* _Given request_: Reproduce the records below exactly as they appear.
+ + + +
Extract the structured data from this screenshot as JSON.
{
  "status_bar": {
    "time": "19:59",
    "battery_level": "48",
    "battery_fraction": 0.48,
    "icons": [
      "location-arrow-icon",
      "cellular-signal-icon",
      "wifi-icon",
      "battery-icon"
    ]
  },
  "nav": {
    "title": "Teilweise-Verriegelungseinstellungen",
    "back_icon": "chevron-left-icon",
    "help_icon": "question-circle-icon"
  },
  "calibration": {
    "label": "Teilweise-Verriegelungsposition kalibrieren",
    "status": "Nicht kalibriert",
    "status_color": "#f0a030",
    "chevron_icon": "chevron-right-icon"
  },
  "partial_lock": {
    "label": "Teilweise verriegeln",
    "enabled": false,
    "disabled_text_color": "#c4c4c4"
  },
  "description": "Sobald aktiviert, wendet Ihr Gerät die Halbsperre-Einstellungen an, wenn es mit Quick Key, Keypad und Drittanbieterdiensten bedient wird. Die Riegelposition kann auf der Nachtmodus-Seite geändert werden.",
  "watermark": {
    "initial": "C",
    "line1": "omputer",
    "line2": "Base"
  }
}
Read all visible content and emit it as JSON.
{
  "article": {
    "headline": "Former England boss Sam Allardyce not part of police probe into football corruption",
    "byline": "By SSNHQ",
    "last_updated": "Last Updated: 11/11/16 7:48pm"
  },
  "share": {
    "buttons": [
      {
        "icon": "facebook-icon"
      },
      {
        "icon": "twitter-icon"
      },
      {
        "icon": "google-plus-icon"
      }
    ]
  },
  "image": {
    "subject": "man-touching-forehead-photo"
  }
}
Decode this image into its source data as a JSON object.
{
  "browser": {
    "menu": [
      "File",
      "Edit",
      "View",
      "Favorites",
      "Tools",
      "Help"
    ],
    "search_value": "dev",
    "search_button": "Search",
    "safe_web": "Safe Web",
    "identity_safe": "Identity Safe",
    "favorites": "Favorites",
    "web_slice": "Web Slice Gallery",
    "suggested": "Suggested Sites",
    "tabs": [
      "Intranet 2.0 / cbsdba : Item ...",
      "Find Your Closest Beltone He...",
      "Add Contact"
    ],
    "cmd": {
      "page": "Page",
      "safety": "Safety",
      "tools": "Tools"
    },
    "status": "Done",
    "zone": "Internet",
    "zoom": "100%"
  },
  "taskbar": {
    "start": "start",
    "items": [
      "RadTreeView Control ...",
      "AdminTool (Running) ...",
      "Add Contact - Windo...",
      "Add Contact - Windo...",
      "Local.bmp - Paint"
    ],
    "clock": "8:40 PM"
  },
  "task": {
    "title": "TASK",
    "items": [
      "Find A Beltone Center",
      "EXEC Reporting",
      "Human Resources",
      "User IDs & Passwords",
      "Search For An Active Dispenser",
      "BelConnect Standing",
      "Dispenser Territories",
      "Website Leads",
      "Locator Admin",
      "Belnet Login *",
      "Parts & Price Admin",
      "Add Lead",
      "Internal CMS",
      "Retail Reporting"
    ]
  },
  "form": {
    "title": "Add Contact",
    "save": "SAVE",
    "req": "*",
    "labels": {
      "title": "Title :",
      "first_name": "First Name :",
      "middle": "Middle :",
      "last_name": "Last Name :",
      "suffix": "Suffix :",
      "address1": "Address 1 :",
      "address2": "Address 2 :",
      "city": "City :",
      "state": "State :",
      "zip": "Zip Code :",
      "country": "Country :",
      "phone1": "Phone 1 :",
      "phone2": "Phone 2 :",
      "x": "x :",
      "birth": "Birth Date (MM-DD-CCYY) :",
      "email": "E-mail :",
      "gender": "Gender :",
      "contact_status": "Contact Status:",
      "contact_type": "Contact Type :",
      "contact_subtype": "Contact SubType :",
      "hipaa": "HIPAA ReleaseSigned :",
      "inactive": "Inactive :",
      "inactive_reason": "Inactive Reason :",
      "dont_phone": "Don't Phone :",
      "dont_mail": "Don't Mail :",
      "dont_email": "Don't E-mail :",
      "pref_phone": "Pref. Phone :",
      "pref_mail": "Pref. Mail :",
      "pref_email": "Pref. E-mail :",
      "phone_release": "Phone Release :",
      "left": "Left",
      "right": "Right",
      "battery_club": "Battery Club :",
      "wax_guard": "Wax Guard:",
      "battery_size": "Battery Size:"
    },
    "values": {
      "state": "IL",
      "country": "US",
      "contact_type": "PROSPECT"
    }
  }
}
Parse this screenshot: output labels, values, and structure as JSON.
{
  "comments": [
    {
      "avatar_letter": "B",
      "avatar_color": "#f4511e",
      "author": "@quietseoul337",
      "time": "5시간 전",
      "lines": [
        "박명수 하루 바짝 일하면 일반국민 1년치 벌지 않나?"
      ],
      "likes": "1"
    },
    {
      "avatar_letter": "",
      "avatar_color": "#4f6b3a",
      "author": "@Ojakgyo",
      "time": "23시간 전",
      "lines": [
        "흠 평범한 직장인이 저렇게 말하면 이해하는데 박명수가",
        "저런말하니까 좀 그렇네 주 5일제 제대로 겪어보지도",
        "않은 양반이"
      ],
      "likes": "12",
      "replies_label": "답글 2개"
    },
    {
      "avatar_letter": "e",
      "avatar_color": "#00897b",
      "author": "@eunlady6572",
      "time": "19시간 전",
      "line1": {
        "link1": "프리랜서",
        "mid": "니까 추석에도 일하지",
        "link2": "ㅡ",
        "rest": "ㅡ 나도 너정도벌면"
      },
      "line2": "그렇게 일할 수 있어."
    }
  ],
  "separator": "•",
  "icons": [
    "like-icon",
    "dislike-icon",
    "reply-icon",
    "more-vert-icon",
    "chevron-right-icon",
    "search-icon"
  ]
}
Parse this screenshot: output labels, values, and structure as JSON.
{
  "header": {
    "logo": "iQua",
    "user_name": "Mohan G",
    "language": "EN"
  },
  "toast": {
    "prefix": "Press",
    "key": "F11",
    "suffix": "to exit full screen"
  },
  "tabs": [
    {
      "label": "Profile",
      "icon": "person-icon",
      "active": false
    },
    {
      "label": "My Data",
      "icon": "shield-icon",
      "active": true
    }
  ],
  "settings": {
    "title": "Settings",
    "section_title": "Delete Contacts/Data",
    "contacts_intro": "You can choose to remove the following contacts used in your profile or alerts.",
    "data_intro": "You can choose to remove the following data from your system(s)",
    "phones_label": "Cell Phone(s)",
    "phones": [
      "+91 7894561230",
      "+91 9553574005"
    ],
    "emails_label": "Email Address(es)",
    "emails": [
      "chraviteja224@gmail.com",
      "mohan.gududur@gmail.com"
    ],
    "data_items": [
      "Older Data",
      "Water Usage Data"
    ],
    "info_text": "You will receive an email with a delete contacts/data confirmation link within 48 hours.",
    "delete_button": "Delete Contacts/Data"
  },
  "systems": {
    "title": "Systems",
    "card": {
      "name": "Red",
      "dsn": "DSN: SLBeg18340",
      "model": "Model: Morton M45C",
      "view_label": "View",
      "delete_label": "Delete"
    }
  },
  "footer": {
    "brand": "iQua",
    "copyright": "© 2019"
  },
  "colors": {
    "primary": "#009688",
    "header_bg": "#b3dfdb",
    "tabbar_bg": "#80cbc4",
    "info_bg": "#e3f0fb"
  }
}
+ + + +
* _Answer to this problem_:
Extract the structured data from this screenshot as JSON.
{
  "status_bar": {
    "time": "19:59",
    "battery_level": "48",
    "battery_fraction": 0.48,
    "icons": [
      "location-arrow-icon",
      "cellular-signal-icon",
      "wifi-icon",
      "battery-icon"
    ]
  },
  "nav": {
    "title": "Teilweise-Verriegelungseinstellungen",
    "back_icon": "chevron-left-icon",
    "help_icon": "question-circle-icon"
  },
  "calibration": {
    "label": "Teilweise-Verriegelungsposition kalibrieren",
    "status": "Nicht kalibriert",
    "status_color": "#f0a030",
    "chevron_icon": "chevron-right-icon"
  },
  "partial_lock": {
    "label": "Teilweise verriegeln",
    "enabled": false,
    "disabled_text_color": "#c4c4c4"
  },
  "description": "Sobald aktiviert, wendet Ihr Gerät die Halbsperre-Einstellungen an, wenn es mit Quick Key, Keypad und Drittanbieterdiensten bedient wird. Die Riegelposition kann auf der Nachtmodus-Seite geändert werden.",
  "watermark": {
    "initial": "C",
    "line1": "omputer",
    "line2": "Base"
  }
}
Read all visible content and emit it as JSON.
{
  "article": {
    "headline": "Former England boss Sam Allardyce not part of police probe into football corruption",
    "byline": "By SSNHQ",
    "last_updated": "Last Updated: 11/11/16 7:48pm"
  },
  "share": {
    "buttons": [
      {
        "icon": "facebook-icon"
      },
      {
        "icon": "twitter-icon"
      },
      {
        "icon": "google-plus-icon"
      }
    ]
  },
  "image": {
    "subject": "man-touching-forehead-photo"
  }
}
Decode this image into its source data as a JSON object.
{
  "browser": {
    "menu": [
      "File",
      "Edit",
      "View",
      "Favorites",
      "Tools",
      "Help"
    ],
    "search_value": "dev",
    "search_button": "Search",
    "safe_web": "Safe Web",
    "identity_safe": "Identity Safe",
    "favorites": "Favorites",
    "web_slice": "Web Slice Gallery",
    "suggested": "Suggested Sites",
    "tabs": [
      "Intranet 2.0 / cbsdba : Item ...",
      "Find Your Closest Beltone He...",
      "Add Contact"
    ],
    "cmd": {
      "page": "Page",
      "safety": "Safety",
      "tools": "Tools"
    },
    "status": "Done",
    "zone": "Internet",
    "zoom": "100%"
  },
  "taskbar": {
    "start": "start",
    "items": [
      "RadTreeView Control ...",
      "AdminTool (Running) ...",
      "Add Contact - Windo...",
      "Add Contact - Windo...",
      "Local.bmp - Paint"
    ],
    "clock": "8:40 PM"
  },
  "task": {
    "title": "TASK",
    "items": [
      "Find A Beltone Center",
      "EXEC Reporting",
      "Human Resources",
      "User IDs & Passwords",
      "Search For An Active Dispenser",
      "BelConnect Standing",
      "Dispenser Territories",
      "Website Leads",
      "Locator Admin",
      "Belnet Login *",
      "Parts & Price Admin",
      "Add Lead",
      "Internal CMS",
      "Retail Reporting"
    ]
  },
  "form": {
    "title": "Add Contact",
    "save": "SAVE",
    "req": "*",
    "labels": {
      "title": "Title :",
      "first_name": "First Name :",
      "middle": "Middle :",
      "last_name": "Last Name :",
      "suffix": "Suffix :",
      "address1": "Address 1 :",
      "address2": "Address 2 :",
      "city": "City :",
      "state": "State :",
      "zip": "Zip Code :",
      "country": "Country :",
      "phone1": "Phone 1 :",
      "phone2": "Phone 2 :",
      "x": "x :",
      "birth": "Birth Date (MM-DD-CCYY) :",
      "email": "E-mail :",
      "gender": "Gender :",
      "contact_status": "Contact Status:",
      "contact_type": "Contact Type :",
      "contact_subtype": "Contact SubType :",
      "hipaa": "HIPAA ReleaseSigned :",
      "inactive": "Inactive :",
      "inactive_reason": "Inactive Reason :",
      "dont_phone": "Don't Phone :",
      "dont_mail": "Don't Mail :",
      "dont_email": "Don't E-mail :",
      "pref_phone": "Pref. Phone :",
      "pref_mail": "Pref. Mail :",
      "pref_email": "Pref. E-mail :",
      "phone_release": "Phone Release :",
      "left": "Left",
      "right": "Right",
      "battery_club": "Battery Club :",
      "wax_guard": "Wax Guard:",
      "battery_size": "Battery Size:"
    },
    "values": {
      "state": "IL",
      "country": "US",
      "contact_type": "PROSPECT"
    }
  }
}
Parse this screenshot: output labels, values, and structure as JSON.
{
  "comments": [
    {
      "avatar_letter": "B",
      "avatar_color": "#f4511e",
      "author": "@quietseoul337",
      "time": "5시간 전",
      "lines": [
        "박명수 하루 바짝 일하면 일반국민 1년치 벌지 않나?"
      ],
      "likes": "1"
    },
    {
      "avatar_letter": "",
      "avatar_color": "#4f6b3a",
      "author": "@Ojakgyo",
      "time": "23시간 전",
      "lines": [
        "흠 평범한 직장인이 저렇게 말하면 이해하는데 박명수가",
        "저런말하니까 좀 그렇네 주 5일제 제대로 겪어보지도",
        "않은 양반이"
      ],
      "likes": "12",
      "replies_label": "답글 2개"
    },
    {
      "avatar_letter": "e",
      "avatar_color": "#00897b",
      "author": "@eunlady6572",
      "time": "19시간 전",
      "line1": {
        "link1": "프리랜서",
        "mid": "니까 추석에도 일하지",
        "link2": "ㅡ",
        "rest": "ㅡ 나도 너정도벌면"
      },
      "line2": "그렇게 일할 수 있어."
    }
  ],
  "separator": "•",
  "icons": [
    "like-icon",
    "dislike-icon",
    "reply-icon",
    "more-vert-icon",
    "chevron-right-icon",
    "search-icon"
  ]
}
Parse this screenshot: output labels, values, and structure as JSON.
{
  "header": {
    "logo": "iQua",
    "user_name": "Mohan G",
    "language": "EN"
  },
  "toast": {
    "prefix": "Press",
    "key": "F11",
    "suffix": "to exit full screen"
  },
  "tabs": [
    {
      "label": "Profile",
      "icon": "person-icon",
      "active": false
    },
    {
      "label": "My Data",
      "icon": "shield-icon",
      "active": true
    }
  ],
  "settings": {
    "title": "Settings",
    "section_title": "Delete Contacts/Data",
    "contacts_intro": "You can choose to remove the following contacts used in your profile or alerts.",
    "data_intro": "You can choose to remove the following data from your system(s)",
    "phones_label": "Cell Phone(s)",
    "phones": [
      "+91 7894561230",
      "+91 9553574005"
    ],
    "emails_label": "Email Address(es)",
    "emails": [
      "chraviteja224@gmail.com",
      "mohan.gududur@gmail.com"
    ],
    "data_items": [
      "Older Data",
      "Water Usage Data"
    ],
    "info_text": "You will receive an email with a delete contacts/data confirmation link within 48 hours.",
    "delete_button": "Delete Contacts/Data"
  },
  "systems": {
    "title": "Systems",
    "card": {
      "name": "Red",
      "dsn": "DSN: SLBeg18340",
      "model": "Model: Morton M45C",
      "view_label": "View",
      "delete_label": "Delete"
    }
  },
  "footer": {
    "brand": "iQua",
    "copyright": "© 2019"
  },
  "colors": {
    "primary": "#009688",
    "header_bg": "#b3dfdb",
    "tabbar_bg": "#80cbc4",
    "info_bg": "#e3f0fb"
  }
}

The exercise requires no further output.